Dataset content =>
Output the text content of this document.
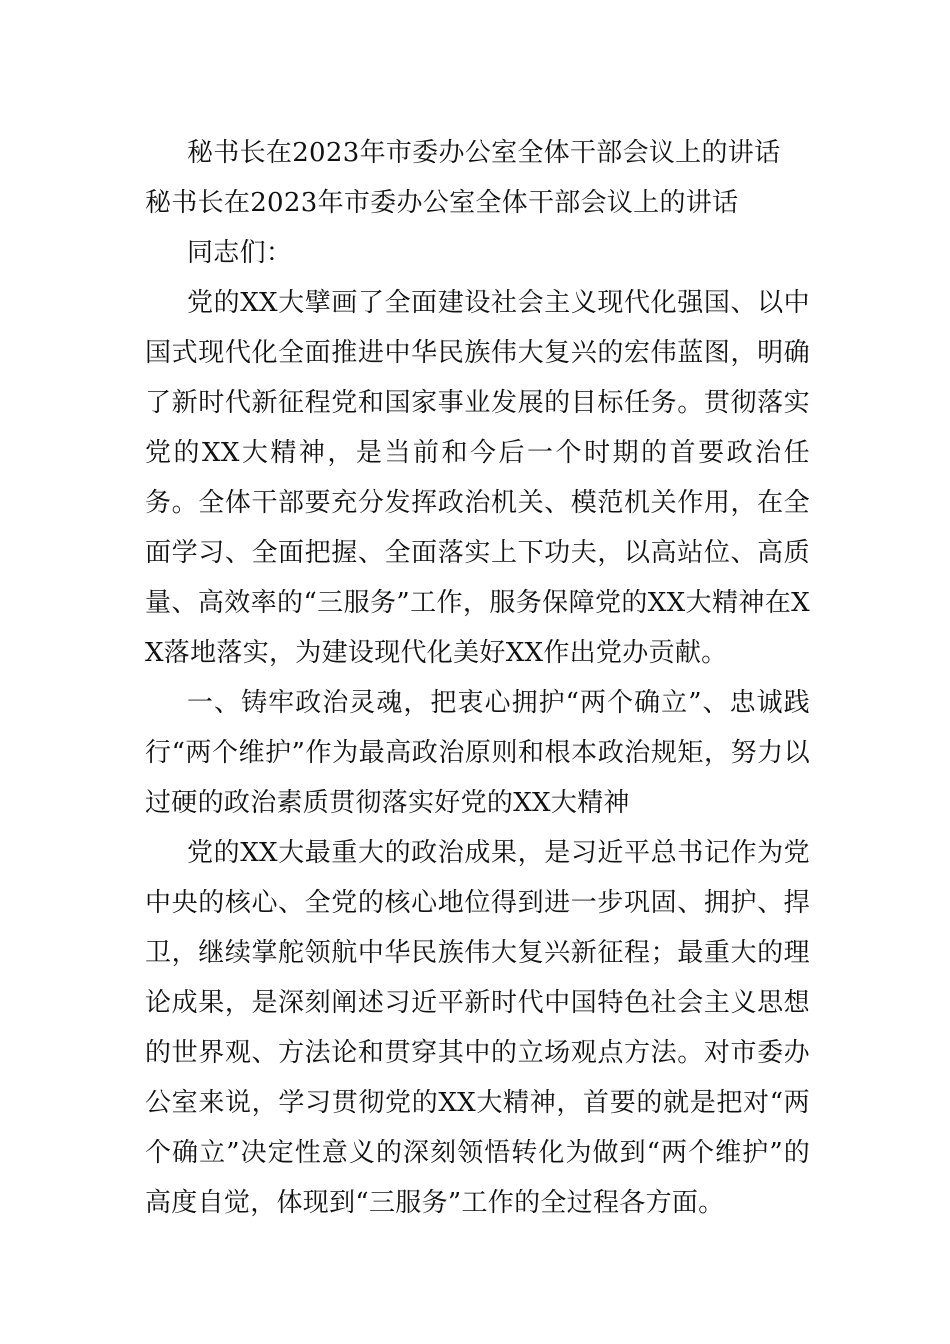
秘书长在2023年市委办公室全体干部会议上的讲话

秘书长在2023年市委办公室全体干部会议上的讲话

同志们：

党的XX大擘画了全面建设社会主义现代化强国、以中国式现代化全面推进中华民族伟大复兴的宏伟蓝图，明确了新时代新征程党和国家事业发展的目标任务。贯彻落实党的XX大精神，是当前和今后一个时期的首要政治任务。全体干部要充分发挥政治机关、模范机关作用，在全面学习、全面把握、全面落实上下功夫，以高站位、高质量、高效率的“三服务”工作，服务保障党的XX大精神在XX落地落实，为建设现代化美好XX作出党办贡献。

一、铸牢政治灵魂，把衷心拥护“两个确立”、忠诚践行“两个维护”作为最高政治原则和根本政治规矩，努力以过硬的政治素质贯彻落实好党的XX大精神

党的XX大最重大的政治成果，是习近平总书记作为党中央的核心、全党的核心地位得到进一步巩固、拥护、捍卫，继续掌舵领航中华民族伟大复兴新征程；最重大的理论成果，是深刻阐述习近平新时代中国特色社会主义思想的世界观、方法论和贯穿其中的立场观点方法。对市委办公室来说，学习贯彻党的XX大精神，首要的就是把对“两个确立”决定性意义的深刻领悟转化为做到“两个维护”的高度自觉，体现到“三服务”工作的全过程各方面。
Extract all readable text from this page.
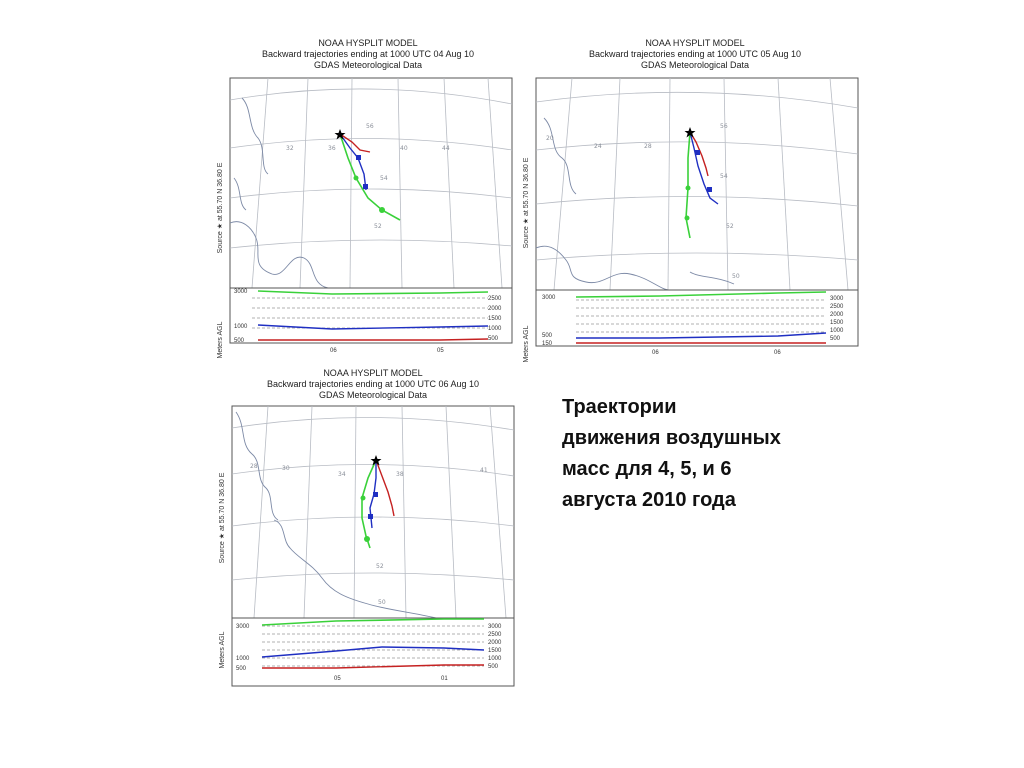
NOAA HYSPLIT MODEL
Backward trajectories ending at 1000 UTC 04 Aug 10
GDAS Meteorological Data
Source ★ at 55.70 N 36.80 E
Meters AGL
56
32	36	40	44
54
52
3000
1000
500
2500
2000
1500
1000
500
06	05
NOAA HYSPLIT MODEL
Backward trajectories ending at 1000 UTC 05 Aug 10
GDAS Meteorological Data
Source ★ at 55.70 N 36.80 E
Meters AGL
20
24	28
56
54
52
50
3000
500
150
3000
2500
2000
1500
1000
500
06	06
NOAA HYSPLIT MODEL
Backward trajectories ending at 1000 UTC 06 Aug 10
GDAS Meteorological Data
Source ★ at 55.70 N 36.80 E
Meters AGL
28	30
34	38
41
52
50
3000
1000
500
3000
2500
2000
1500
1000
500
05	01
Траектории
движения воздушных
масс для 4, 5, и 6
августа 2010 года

Requirements => Restate the whole of the material word for word without the pictures.

Output of the task =>
Output the text content of this document.
秘书长在2023年市委办公室全体干部会议上的讲话

秘书长在2023年市委办公室全体干部会议上的讲话

同志们：

党的XX大擘画了全面建设社会主义现代化强国、以中国式现代化全面推进中华民族伟大复兴的宏伟蓝图，明确了新时代新征程党和国家事业发展的目标任务。贯彻落实党的XX大精神，是当前和今后一个时期的首要政治任务。全体干部要充分发挥政治机关、模范机关作用，在全面学习、全面把握、全面落实上下功夫，以高站位、高质量、高效率的“三服务”工作，服务保障党的XX大精神在XX落地落实，为建设现代化美好XX作出党办贡献。

一、铸牢政治灵魂，把衷心拥护“两个确立”、忠诚践行“两个维护”作为最高政治原则和根本政治规矩，努力以过硬的政治素质贯彻落实好党的XX大精神

党的XX大最重大的政治成果，是习近平总书记作为党中央的核心、全党的核心地位得到进一步巩固、拥护、捍卫，继续掌舵领航中华民族伟大复兴新征程；最重大的理论成果，是深刻阐述习近平新时代中国特色社会主义思想的世界观、方法论和贯穿其中的立场观点方法。对市委办公室来说，学习贯彻党的XX大精神，首要的就是把对“两个确立”决定性意义的深刻领悟转化为做到“两个维护”的高度自觉，体现到“三服务”工作的全过程各方面。
Extract all readable text from this page.
NOAA HYSPLIT MODEL
Backward trajectories ending at 1000 UTC 04 Aug 10
GDAS Meteorological Data
Source ★ at 55.70 N 36.80 E
Meters AGL
56
32	36	40	44
54
52
3000
1000
500
2500
2000
1500
1000
500
06	05
NOAA HYSPLIT MODEL
Backward trajectories ending at 1000 UTC 05 Aug 10
GDAS Meteorological Data
Source ★ at 55.70 N 36.80 E
Meters AGL
20
24	28
56
54
52
50
3000
500
150
3000
2500
2000
1500
1000
500
06	06
NOAA HYSPLIT MODEL
Backward trajectories ending at 1000 UTC 06 Aug 10
GDAS Meteorological Data
Source ★ at 55.70 N 36.80 E
Meters AGL
28	30
34	38
41
52
50
3000
1000
500
3000
2500
2000
1500
1000
500
05	01
Траектории
движения воздушных
масс для 4, 5, и 6
августа 2010 года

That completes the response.